[start Supplied material]
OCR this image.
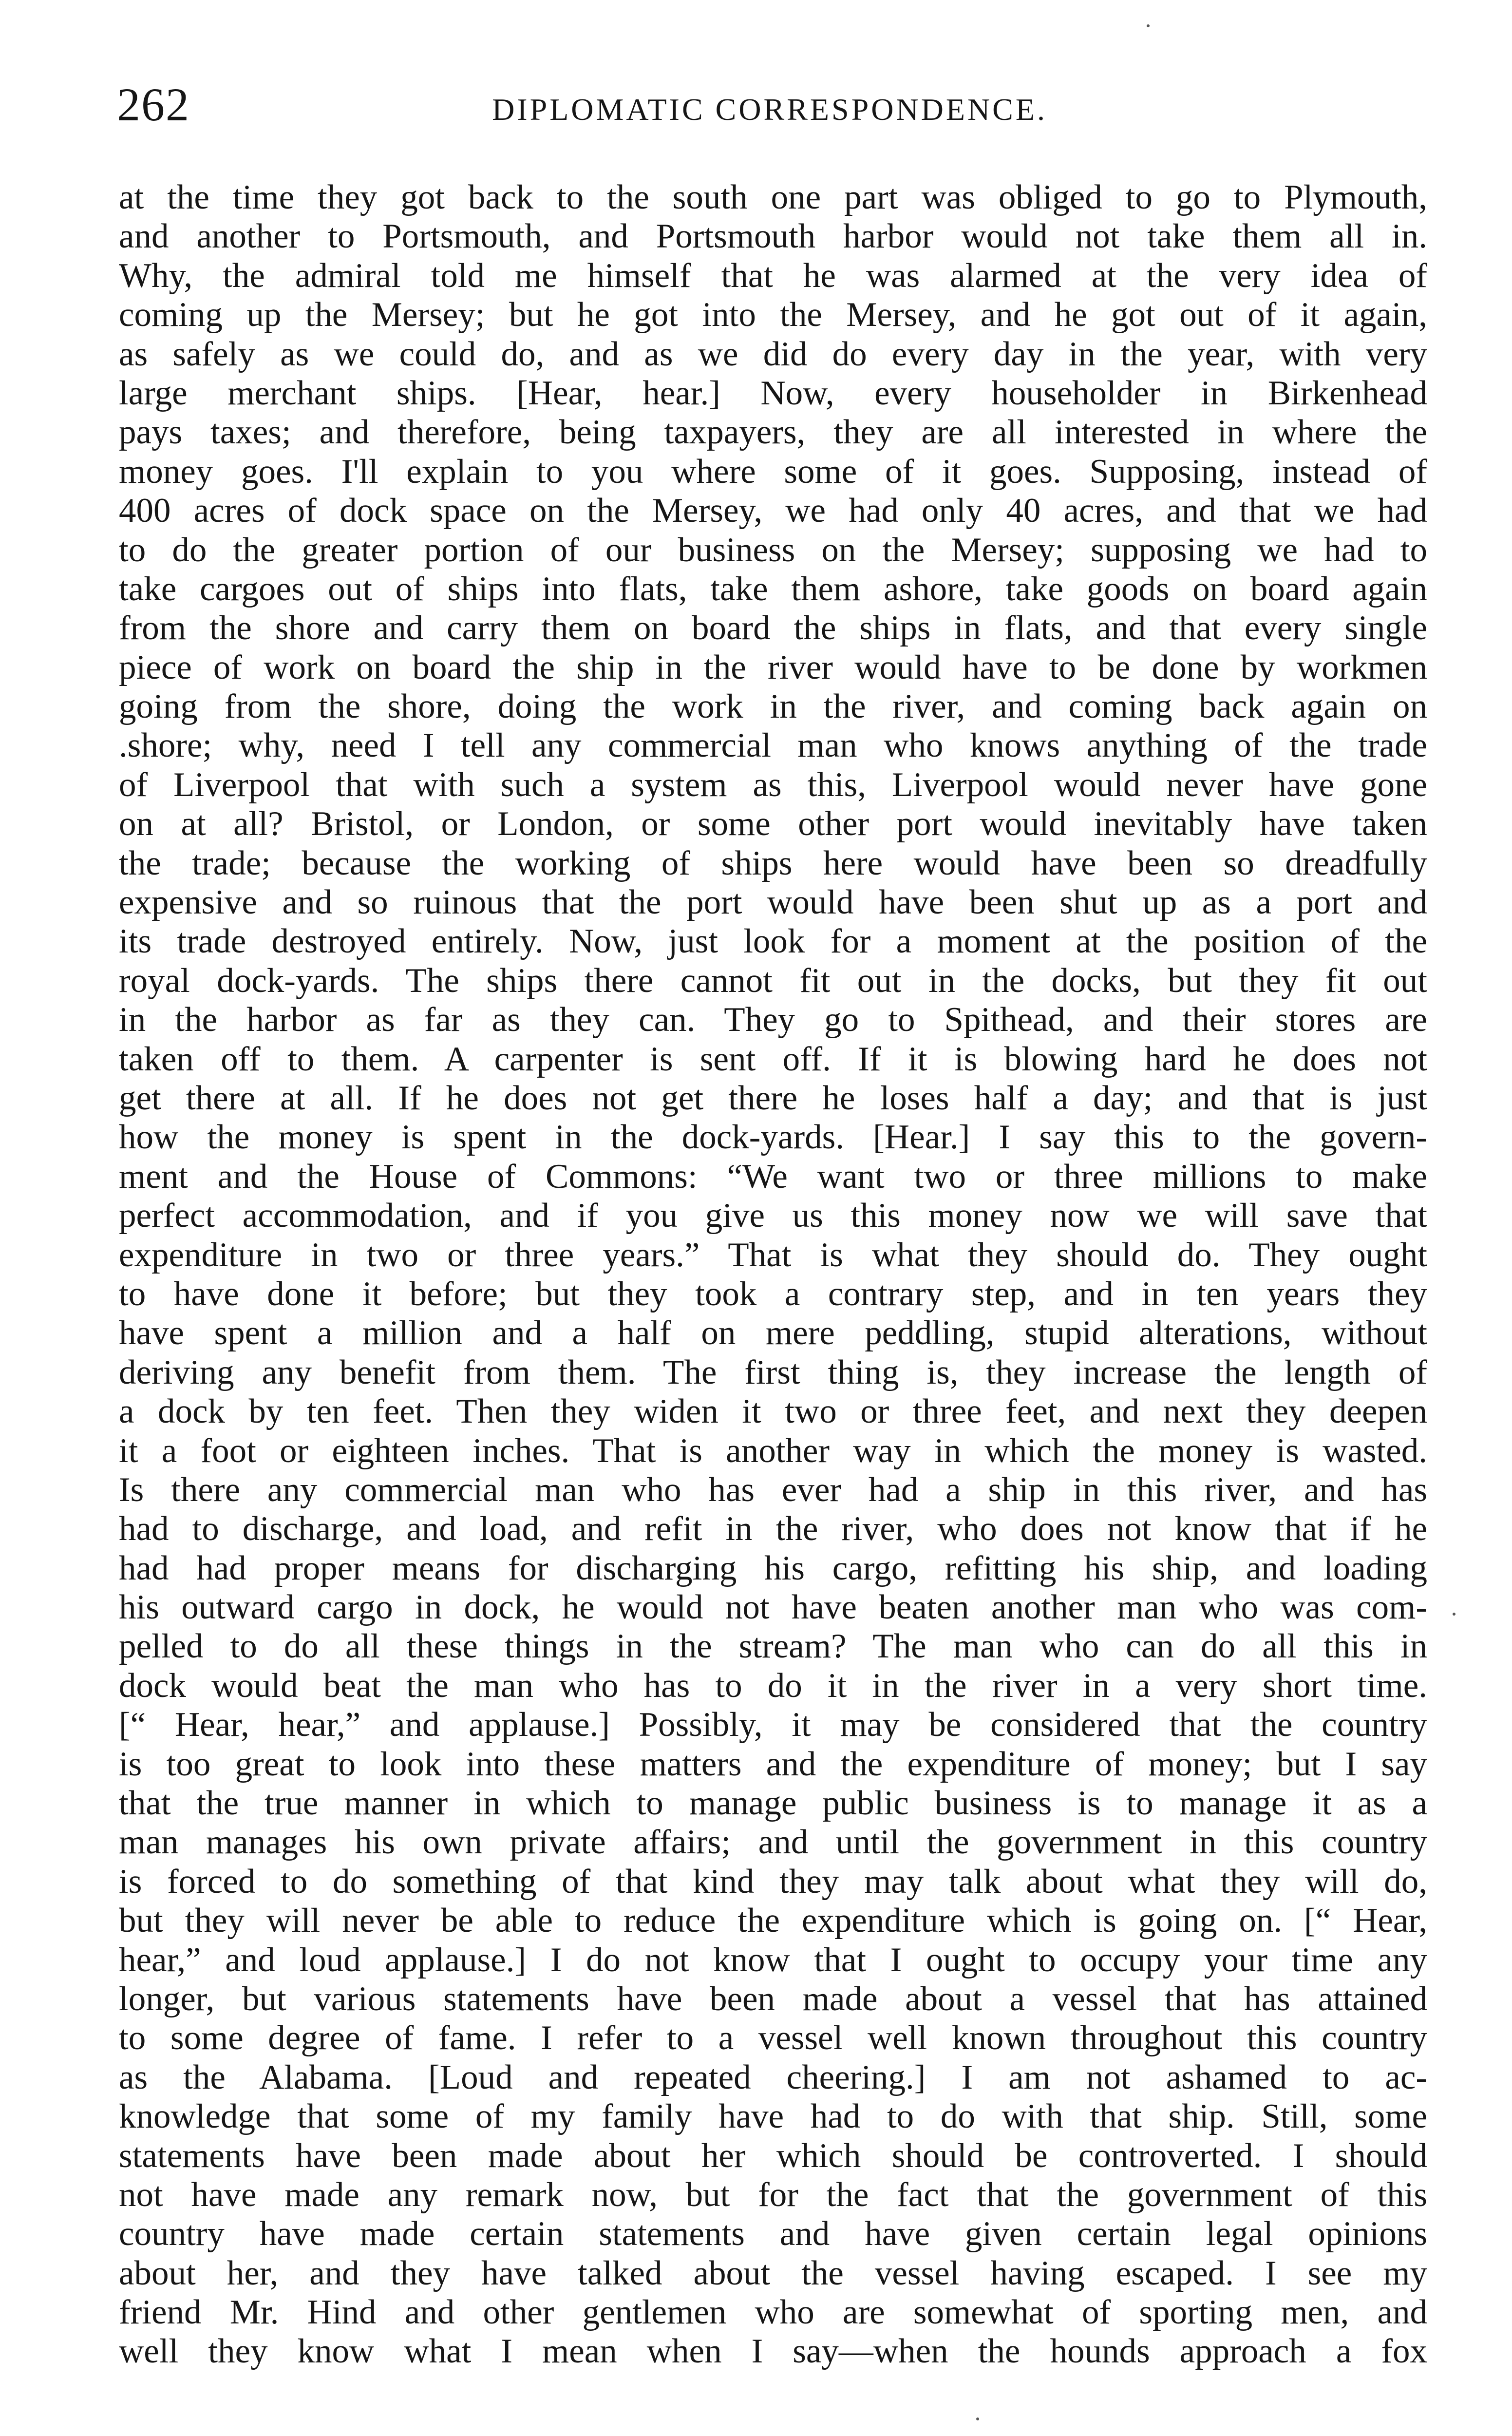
262	DIPLOMATIC CORRESPONDENCE.
at the time they got back to the south one part was obliged to go to Plymouth,
and another to Portsmouth, and Portsmouth harbor would not take them all in.
Why, the admiral told me himself that he was alarmed at the very idea of
coming up the Mersey; but he got into the Mersey, and he got out of it again,
as safely as we could do, and as we did do every day in the year, with very
large merchant ships. [Hear, hear.] Now, every householder in Birkenhead
pays taxes; and therefore, being taxpayers, they are all interested in where the
money goes. I'll explain to you where some of it goes. Supposing, instead of
400 acres of dock space on the Mersey, we had only 40 acres, and that we had
to do the greater portion of our business on the Mersey; supposing we had to
take cargoes out of ships into flats, take them ashore, take goods on board again
from the shore and carry them on board the ships in flats, and that every single
piece of work on board the ship in the river would have to be done by workmen
going from the shore, doing the work in the river, and coming back again on
.shore; why, need I tell any commercial man who knows anything of the trade
of Liverpool that with such a system as this, Liverpool would never have gone
on at all? Bristol, or London, or some other port would inevitably have taken
the trade; because the working of ships here would have been so dreadfully
expensive and so ruinous that the port would have been shut up as a port and
its trade destroyed entirely. Now, just look for a moment at the position of the
royal dock-yards. The ships there cannot fit out in the docks, but they fit out
in the harbor as far as they can. They go to Spithead, and their stores are
taken off to them. A carpenter is sent off. If it is blowing hard he does not
get there at all. If he does not get there he loses half a day; and that is just
how the money is spent in the dock-yards. [Hear.] I say this to the govern-
ment and the House of Commons: “We want two or three millions to make
perfect accommodation, and if you give us this money now we will save that
expenditure in two or three years.” That is what they should do. They ought
to have done it before; but they took a contrary step, and in ten years they
have spent a million and a half on mere peddling, stupid alterations, without
deriving any benefit from them. The first thing is, they increase the length of
a dock by ten feet. Then they widen it two or three feet, and next they deepen
it a foot or eighteen inches. That is another way in which the money is wasted.
Is there any commercial man who has ever had a ship in this river, and has
had to discharge, and load, and refit in the river, who does not know that if he
had had proper means for discharging his cargo, refitting his ship, and loading
his outward cargo in dock, he would not have beaten another man who was com-
pelled to do all these things in the stream? The man who can do all this in
dock would beat the man who has to do it in the river in a very short time.
[“ Hear, hear,” and applause.] Possibly, it may be considered that the country
is too great to look into these matters and the expenditure of money; but I say
that the true manner in which to manage public business is to manage it as a
man manages his own private affairs; and until the government in this country
is forced to do something of that kind they may talk about what they will do,
but they will never be able to reduce the expenditure which is going on. [“ Hear,
hear,” and loud applause.] I do not know that I ought to occupy your time any
longer, but various statements have been made about a vessel that has attained
to some degree of fame. I refer to a vessel well known throughout this country
as the Alabama. [Loud and repeated cheering.] I am not ashamed to ac-
knowledge that some of my family have had to do with that ship. Still, some
statements have been made about her which should be controverted. I should
not have made any remark now, but for the fact that the government of this
country have made certain statements and have given certain legal opinions
about her, and they have talked about the vessel having escaped. I see my
friend Mr. Hind and other gentlemen who are somewhat of sporting men, and
well they know what I mean when I say—when the hounds approach a fox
[end Supplied material]
§ Given exercise: List each line of the records that holds the string "half".

§ Task response:
get there at all. If he does not get there he loses half a day; and that is just
have spent a million and a half on mere peddling, stupid alterations, without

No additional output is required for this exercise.